STORED RECORDS:
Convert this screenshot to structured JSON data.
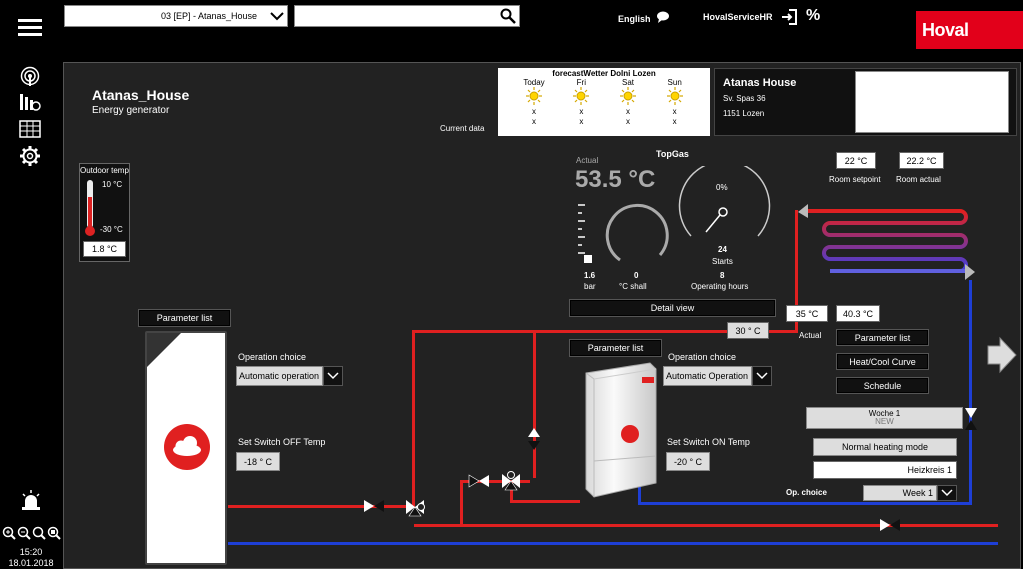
{
  "header": {
    "site_select": "03 [EP] - Atanas_House",
    "search_placeholder": "",
    "language": "English",
    "user": "HovalServiceHR",
    "brand": "Hoval"
  },
  "colors": {
    "brand_red": "#e2001a",
    "pipe_red": "#e02020",
    "pipe_blue": "#1e3fd6",
    "panel_bg": "#222222"
  },
  "sidebar": {
    "time": "15:20",
    "date": "18.01.2018"
  },
  "site": {
    "name": "Atanas_House",
    "subtitle": "Energy generator"
  },
  "forecast": {
    "title": "forecastWetter Dolni Lozen",
    "current_label": "Current data",
    "days": [
      {
        "day": "Today",
        "v1": "x",
        "v2": "x"
      },
      {
        "day": "Fri",
        "v1": "x",
        "v2": "x"
      },
      {
        "day": "Sat",
        "v1": "x",
        "v2": "x"
      },
      {
        "day": "Sun",
        "v1": "x",
        "v2": "x"
      }
    ]
  },
  "address": {
    "name": "Atanas House",
    "street": "Sv. Spas 36",
    "city": "1151 Lozen"
  },
  "outdoor": {
    "label": "Outdoor temp",
    "max": "10 °C",
    "min": "-30 °C",
    "value": "1.8 °C"
  },
  "topgas": {
    "title": "TopGas",
    "actual_label": "Actual",
    "actual_value": "53.5 °C",
    "percent": "0%",
    "pressure": "1.6",
    "pressure_unit": "bar",
    "setpoint": "0",
    "setpoint_unit": "°C shall",
    "starts": "24",
    "starts_label": "Starts",
    "hours": "8",
    "hours_label": "Operating hours",
    "detail_button": "Detail view"
  },
  "room": {
    "setpoint_value": "22 °C",
    "setpoint_label": "Room setpoint",
    "actual_value": "22.2 °C",
    "actual_label": "Room actual"
  },
  "circuit": {
    "flow_actual": "35 °C",
    "flow_actual_label": "Actual",
    "flow_target": "40.3 °C",
    "return_temp": "30 ° C",
    "param_button": "Parameter list",
    "curve_button": "Heat/Cool Curve",
    "schedule_button": "Schedule",
    "week_title": "Woche 1",
    "week_sub": "NEW",
    "mode": "Normal heating mode",
    "name": "Heizkreis 1",
    "op_choice_label": "Op. choice",
    "op_choice_value": "Week 1"
  },
  "left_unit": {
    "param_button": "Parameter list",
    "op_label": "Operation choice",
    "op_value": "Automatic operation",
    "switch_label": "Set Switch OFF Temp",
    "switch_value": "-18 ° C"
  },
  "boiler": {
    "param_button": "Parameter list",
    "op_label": "Operation choice",
    "op_value": "Automatic Operation",
    "switch_label": "Set Switch ON Temp",
    "switch_value": "-20 ° C"
  }
}
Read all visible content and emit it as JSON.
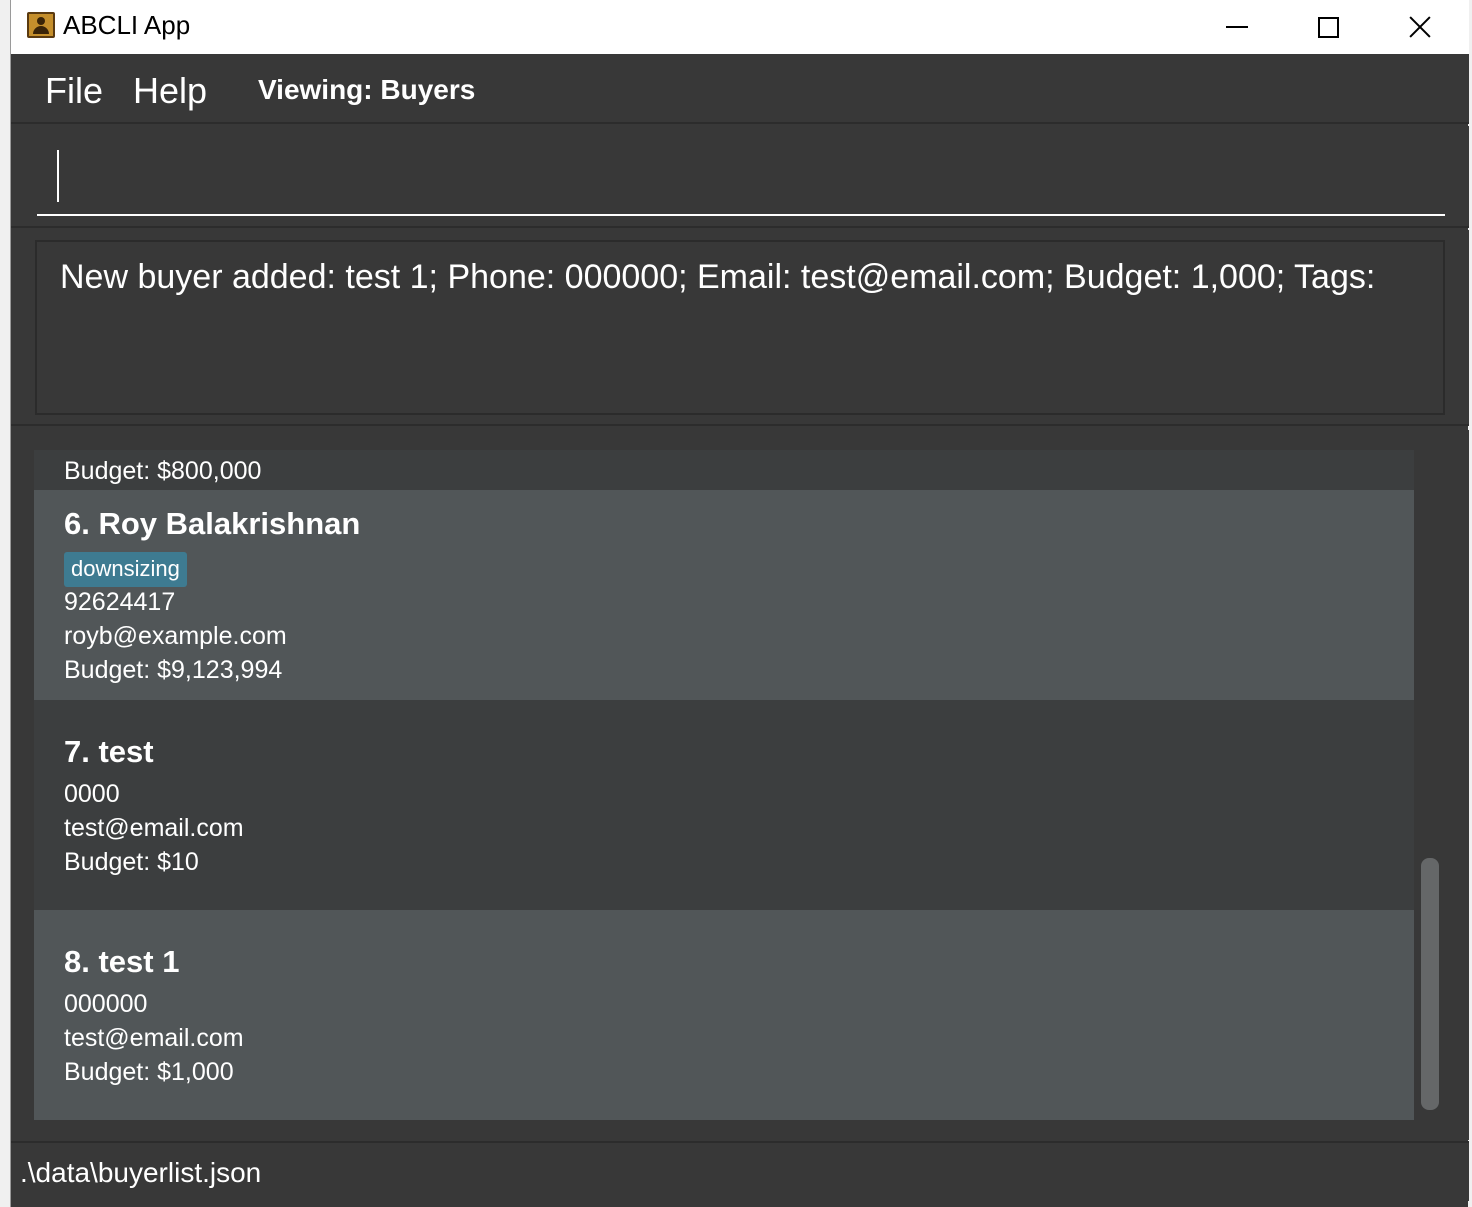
{
  "window": {
    "title": "ABCLI App",
    "icon": "contact-book-icon"
  },
  "menu": {
    "file": "File",
    "help": "Help",
    "viewing": "Viewing: Buyers"
  },
  "command": {
    "value": "",
    "placeholder": ""
  },
  "result": {
    "message": "New buyer added: test 1; Phone: 000000; Email: test@email.com; Budget: 1,000; Tags:"
  },
  "buyers": {
    "partial": {
      "budget": "Budget: $800,000"
    },
    "roy": {
      "name": "6. Roy Balakrishnan",
      "tag": "downsizing",
      "phone": "92624417",
      "email": "royb@example.com",
      "budget": "Budget: $9,123,994"
    },
    "test": {
      "name": "7. test",
      "phone": "0000",
      "email": "test@email.com",
      "budget": "Budget: $10"
    },
    "test1": {
      "name": "8. test 1",
      "phone": "000000",
      "email": "test@email.com",
      "budget": "Budget: $1,000"
    }
  },
  "status": {
    "file_path": ".\\data\\buyerlist.json"
  },
  "colors": {
    "background": "#383838",
    "card_dark": "#3c3e3f",
    "card_light": "#515658",
    "tag": "#3e7b91"
  }
}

PROBLEM TO SOLVE:
In your copy, repeat each record exactly and include no pictures.

SOLUTION FOR THIS EXERCISE:
Convert this screenshot to structured JSON data.
{
  "header": {
    "site_select": "03 [EP] - Atanas_House",
    "search_placeholder": "",
    "language": "English",
    "user": "HovalServiceHR",
    "brand": "Hoval"
  },
  "colors": {
    "brand_red": "#e2001a",
    "pipe_red": "#e02020",
    "pipe_blue": "#1e3fd6",
    "panel_bg": "#222222"
  },
  "sidebar": {
    "time": "15:20",
    "date": "18.01.2018"
  },
  "site": {
    "name": "Atanas_House",
    "subtitle": "Energy generator"
  },
  "forecast": {
    "title": "forecastWetter Dolni Lozen",
    "current_label": "Current data",
    "days": [
      {
        "day": "Today",
        "v1": "x",
        "v2": "x"
      },
      {
        "day": "Fri",
        "v1": "x",
        "v2": "x"
      },
      {
        "day": "Sat",
        "v1": "x",
        "v2": "x"
      },
      {
        "day": "Sun",
        "v1": "x",
        "v2": "x"
      }
    ]
  },
  "address": {
    "name": "Atanas House",
    "street": "Sv. Spas 36",
    "city": "1151 Lozen"
  },
  "outdoor": {
    "label": "Outdoor temp",
    "max": "10 °C",
    "min": "-30 °C",
    "value": "1.8 °C"
  },
  "topgas": {
    "title": "TopGas",
    "actual_label": "Actual",
    "actual_value": "53.5 °C",
    "percent": "0%",
    "pressure": "1.6",
    "pressure_unit": "bar",
    "setpoint": "0",
    "setpoint_unit": "°C shall",
    "starts": "24",
    "starts_label": "Starts",
    "hours": "8",
    "hours_label": "Operating hours",
    "detail_button": "Detail view"
  },
  "room": {
    "setpoint_value": "22 °C",
    "setpoint_label": "Room setpoint",
    "actual_value": "22.2 °C",
    "actual_label": "Room actual"
  },
  "circuit": {
    "flow_actual": "35 °C",
    "flow_actual_label": "Actual",
    "flow_target": "40.3 °C",
    "return_temp": "30 ° C",
    "param_button": "Parameter list",
    "curve_button": "Heat/Cool Curve",
    "schedule_button": "Schedule",
    "week_title": "Woche 1",
    "week_sub": "NEW",
    "mode": "Normal heating mode",
    "name": "Heizkreis 1",
    "op_choice_label": "Op. choice",
    "op_choice_value": "Week 1"
  },
  "left_unit": {
    "param_button": "Parameter list",
    "op_label": "Operation choice",
    "op_value": "Automatic operation",
    "switch_label": "Set Switch OFF Temp",
    "switch_value": "-18 ° C"
  },
  "boiler": {
    "param_button": "Parameter list",
    "op_label": "Operation choice",
    "op_value": "Automatic Operation",
    "switch_label": "Set Switch ON Temp",
    "switch_value": "-20 ° C"
  }
}
Read all visible content and emit it as JSON.
{
  "window": {
    "title": "ABCLI App",
    "icon": "contact-book-icon"
  },
  "menu": {
    "file": "File",
    "help": "Help",
    "viewing": "Viewing: Buyers"
  },
  "command": {
    "value": "",
    "placeholder": ""
  },
  "result": {
    "message": "New buyer added: test 1; Phone: 000000; Email: test@email.com; Budget: 1,000; Tags:"
  },
  "buyers": {
    "partial": {
      "budget": "Budget: $800,000"
    },
    "roy": {
      "name": "6. Roy Balakrishnan",
      "tag": "downsizing",
      "phone": "92624417",
      "email": "royb@example.com",
      "budget": "Budget: $9,123,994"
    },
    "test": {
      "name": "7. test",
      "phone": "0000",
      "email": "test@email.com",
      "budget": "Budget: $10"
    },
    "test1": {
      "name": "8. test 1",
      "phone": "000000",
      "email": "test@email.com",
      "budget": "Budget: $1,000"
    }
  },
  "status": {
    "file_path": ".\\data\\buyerlist.json"
  },
  "colors": {
    "background": "#383838",
    "card_dark": "#3c3e3f",
    "card_light": "#515658",
    "tag": "#3e7b91"
  }
}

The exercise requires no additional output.